> _Set task_:
Scan the lines below; pull out those with "карнитинпальмитоилтрансферазы".

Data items
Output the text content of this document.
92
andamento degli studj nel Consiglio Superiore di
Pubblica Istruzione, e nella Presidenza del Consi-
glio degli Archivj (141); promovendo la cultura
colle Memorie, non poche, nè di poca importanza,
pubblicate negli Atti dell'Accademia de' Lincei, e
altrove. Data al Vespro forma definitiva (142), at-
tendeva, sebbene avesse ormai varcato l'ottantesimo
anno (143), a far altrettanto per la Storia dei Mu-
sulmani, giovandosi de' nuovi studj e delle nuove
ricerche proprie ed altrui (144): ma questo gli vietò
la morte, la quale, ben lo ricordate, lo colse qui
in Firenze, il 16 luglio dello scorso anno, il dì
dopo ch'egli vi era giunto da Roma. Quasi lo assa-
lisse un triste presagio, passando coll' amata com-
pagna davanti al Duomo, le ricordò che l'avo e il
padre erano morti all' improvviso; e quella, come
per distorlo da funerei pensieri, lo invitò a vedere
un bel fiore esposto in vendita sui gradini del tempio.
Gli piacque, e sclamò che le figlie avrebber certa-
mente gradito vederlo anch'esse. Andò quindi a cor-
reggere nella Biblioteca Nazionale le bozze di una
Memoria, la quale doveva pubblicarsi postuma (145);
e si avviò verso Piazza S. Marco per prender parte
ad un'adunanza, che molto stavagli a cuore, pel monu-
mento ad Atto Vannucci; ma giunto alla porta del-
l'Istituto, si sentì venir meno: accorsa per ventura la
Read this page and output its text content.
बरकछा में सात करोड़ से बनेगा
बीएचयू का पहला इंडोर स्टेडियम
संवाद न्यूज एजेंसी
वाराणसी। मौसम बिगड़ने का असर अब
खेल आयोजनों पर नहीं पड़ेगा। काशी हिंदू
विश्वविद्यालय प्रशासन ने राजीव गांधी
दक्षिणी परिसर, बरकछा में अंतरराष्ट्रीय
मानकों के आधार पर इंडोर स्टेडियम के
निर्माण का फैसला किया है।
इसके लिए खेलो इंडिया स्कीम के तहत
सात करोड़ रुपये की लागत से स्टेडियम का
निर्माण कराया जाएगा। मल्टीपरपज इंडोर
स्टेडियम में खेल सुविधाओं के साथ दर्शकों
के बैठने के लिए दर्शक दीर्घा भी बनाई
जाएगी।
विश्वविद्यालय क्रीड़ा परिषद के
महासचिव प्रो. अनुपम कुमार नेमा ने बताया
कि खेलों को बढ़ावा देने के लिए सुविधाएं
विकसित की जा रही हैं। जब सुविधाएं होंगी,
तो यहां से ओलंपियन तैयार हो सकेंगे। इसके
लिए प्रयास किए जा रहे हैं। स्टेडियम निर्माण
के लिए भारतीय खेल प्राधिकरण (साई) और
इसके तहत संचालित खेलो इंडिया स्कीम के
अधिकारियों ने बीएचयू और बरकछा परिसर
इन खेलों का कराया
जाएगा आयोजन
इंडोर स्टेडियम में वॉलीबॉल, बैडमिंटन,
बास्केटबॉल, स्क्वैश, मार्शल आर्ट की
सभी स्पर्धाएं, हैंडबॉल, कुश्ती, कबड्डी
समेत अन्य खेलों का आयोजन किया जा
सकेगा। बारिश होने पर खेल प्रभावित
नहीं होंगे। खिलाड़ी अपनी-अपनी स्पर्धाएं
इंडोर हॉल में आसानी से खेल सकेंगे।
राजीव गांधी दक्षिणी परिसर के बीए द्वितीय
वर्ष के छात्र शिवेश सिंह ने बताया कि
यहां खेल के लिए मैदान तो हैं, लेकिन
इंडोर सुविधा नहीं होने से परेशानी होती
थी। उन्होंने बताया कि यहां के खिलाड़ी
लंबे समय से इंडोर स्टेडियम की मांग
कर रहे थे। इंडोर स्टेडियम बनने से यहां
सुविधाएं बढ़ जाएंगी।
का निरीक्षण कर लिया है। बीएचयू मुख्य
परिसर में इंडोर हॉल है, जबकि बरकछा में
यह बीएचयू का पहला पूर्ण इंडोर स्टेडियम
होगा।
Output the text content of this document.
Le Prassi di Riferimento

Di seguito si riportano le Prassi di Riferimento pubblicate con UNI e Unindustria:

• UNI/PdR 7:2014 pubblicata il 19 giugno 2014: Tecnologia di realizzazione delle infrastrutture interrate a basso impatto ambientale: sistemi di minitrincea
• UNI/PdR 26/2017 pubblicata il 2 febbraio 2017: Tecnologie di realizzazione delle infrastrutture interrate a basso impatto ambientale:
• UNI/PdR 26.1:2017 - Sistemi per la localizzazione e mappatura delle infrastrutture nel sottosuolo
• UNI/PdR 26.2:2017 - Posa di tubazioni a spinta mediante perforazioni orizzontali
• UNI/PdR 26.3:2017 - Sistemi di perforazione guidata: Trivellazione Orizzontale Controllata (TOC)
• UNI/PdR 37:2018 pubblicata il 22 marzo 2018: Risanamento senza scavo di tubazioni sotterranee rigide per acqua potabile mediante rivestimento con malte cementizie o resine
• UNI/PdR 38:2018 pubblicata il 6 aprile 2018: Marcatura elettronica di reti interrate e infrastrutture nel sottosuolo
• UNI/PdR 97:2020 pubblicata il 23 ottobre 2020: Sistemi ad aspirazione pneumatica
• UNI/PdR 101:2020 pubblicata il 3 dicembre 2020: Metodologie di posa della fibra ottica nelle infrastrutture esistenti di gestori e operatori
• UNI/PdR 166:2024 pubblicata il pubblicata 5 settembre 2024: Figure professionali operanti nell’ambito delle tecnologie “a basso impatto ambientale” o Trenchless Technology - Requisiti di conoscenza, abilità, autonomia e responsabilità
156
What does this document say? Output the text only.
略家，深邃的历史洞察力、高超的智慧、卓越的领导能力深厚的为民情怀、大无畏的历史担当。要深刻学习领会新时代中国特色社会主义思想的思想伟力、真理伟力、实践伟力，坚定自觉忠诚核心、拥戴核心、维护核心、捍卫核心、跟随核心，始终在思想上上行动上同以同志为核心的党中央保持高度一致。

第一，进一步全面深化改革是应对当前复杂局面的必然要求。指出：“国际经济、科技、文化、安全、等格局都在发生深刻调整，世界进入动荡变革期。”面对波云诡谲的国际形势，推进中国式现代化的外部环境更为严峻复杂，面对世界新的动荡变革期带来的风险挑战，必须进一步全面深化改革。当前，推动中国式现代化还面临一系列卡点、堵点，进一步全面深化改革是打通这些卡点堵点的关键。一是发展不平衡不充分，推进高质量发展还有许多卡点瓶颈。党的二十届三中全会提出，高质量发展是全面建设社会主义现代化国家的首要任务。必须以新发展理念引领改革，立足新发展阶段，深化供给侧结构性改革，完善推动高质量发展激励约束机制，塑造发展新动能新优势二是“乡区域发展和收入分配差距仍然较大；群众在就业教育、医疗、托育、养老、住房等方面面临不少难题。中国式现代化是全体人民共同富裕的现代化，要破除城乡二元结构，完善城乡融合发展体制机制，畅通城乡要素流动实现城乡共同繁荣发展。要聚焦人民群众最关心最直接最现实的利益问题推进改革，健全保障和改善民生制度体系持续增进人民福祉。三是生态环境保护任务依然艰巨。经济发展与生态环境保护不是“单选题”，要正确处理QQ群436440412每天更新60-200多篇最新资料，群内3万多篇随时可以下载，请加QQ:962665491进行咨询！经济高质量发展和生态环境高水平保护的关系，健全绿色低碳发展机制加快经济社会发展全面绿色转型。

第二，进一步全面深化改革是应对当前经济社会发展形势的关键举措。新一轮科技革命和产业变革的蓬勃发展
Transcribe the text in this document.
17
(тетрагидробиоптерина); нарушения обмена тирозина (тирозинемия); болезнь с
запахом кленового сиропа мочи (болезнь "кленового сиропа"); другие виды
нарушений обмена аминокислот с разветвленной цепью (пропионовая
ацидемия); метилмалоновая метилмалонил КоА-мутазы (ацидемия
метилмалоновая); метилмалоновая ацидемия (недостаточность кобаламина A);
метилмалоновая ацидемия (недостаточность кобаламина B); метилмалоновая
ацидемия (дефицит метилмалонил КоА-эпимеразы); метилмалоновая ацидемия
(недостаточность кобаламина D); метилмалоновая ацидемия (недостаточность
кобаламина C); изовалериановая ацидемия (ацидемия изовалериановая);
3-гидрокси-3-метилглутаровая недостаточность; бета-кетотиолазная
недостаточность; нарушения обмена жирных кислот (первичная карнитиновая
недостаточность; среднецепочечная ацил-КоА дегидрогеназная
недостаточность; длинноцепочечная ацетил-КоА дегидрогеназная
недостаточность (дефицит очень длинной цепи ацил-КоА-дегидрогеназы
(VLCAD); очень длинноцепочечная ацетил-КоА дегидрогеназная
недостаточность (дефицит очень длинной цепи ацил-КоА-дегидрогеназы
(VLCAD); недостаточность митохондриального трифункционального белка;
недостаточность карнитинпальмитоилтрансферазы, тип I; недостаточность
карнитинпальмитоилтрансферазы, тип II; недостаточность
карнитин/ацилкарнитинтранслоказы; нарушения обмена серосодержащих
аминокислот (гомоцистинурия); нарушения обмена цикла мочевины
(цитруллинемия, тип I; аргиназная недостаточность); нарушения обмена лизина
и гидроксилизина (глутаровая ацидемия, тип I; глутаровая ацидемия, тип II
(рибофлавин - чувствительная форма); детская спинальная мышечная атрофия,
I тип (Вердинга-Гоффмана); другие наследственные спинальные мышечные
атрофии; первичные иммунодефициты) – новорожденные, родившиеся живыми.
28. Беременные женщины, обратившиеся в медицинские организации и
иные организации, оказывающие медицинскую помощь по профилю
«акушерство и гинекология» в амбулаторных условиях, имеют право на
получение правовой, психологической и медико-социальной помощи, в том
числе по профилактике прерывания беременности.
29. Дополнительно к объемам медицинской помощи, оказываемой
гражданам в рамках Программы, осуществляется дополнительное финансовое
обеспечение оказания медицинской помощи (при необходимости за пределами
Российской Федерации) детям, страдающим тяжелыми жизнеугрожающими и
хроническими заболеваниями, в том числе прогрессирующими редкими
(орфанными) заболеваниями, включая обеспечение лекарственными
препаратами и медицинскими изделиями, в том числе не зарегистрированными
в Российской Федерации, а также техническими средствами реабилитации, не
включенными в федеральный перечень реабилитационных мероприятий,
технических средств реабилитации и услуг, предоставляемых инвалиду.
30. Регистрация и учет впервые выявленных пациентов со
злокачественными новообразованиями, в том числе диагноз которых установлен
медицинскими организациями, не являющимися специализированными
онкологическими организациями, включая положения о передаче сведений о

> _Result for this task_:
недостаточность карнитинпальмитоилтрансферазы, тип I; недостаточность
карнитинпальмитоилтрансферазы, тип II; недостаточность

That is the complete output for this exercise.